◆ STATED EXERCISE
Rewrite the instruction lines of the records with "Localize" switched to "Locate", leaving everything else the same. Leave out the pictures.

* START *

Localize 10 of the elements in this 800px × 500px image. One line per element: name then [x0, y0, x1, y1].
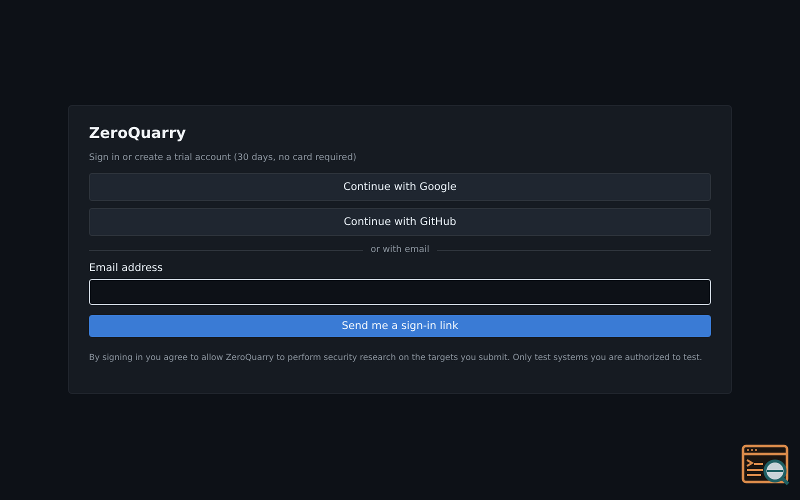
app-title: ZeroQuarry — [89, 124, 187, 142]
email-label: Email address — [89, 262, 164, 274]
send-link-button[interactable]: Send me a sign-in link — [89, 315, 711, 337]
provider-button[interactable]: Continue with GitHub — [89, 208, 711, 236]
browser-magnifier-icon[interactable] — [741, 444, 791, 486]
disclaimer: By signing in you agree to allow ZeroQuarry to perform security research on the targets you submit. Only test systems you are authorized to test. — [89, 352, 704, 362]
email-field[interactable] — [89, 279, 711, 305]
provider-button[interactable]: Continue with Google — [89, 173, 711, 201]
subtitle: Sign in or create a trial account (30 days, no card required) — [89, 153, 358, 163]
divider-label: or with email — [370, 245, 430, 255]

* END *

◆ OUTPUT OF THE TASK
Locate 10 of the elements in this 800px × 500px image. One line per element: name then [x0, y0, x1, y1].
app-title: ZeroQuarry — [89, 124, 187, 142]
email-label: Email address — [89, 262, 164, 274]
send-link-button[interactable]: Send me a sign-in link — [89, 315, 711, 337]
provider-button[interactable]: Continue with GitHub — [89, 208, 711, 236]
browser-magnifier-icon[interactable] — [741, 444, 791, 486]
disclaimer: By signing in you agree to allow ZeroQuarry to perform security research on the targets you submit. Only test systems you are authorized to test. — [89, 352, 704, 362]
email-field[interactable] — [89, 279, 711, 305]
provider-button[interactable]: Continue with Google — [89, 173, 711, 201]
subtitle: Sign in or create a trial account (30 days, no card required) — [89, 153, 358, 163]
divider-label: or with email — [370, 245, 430, 255]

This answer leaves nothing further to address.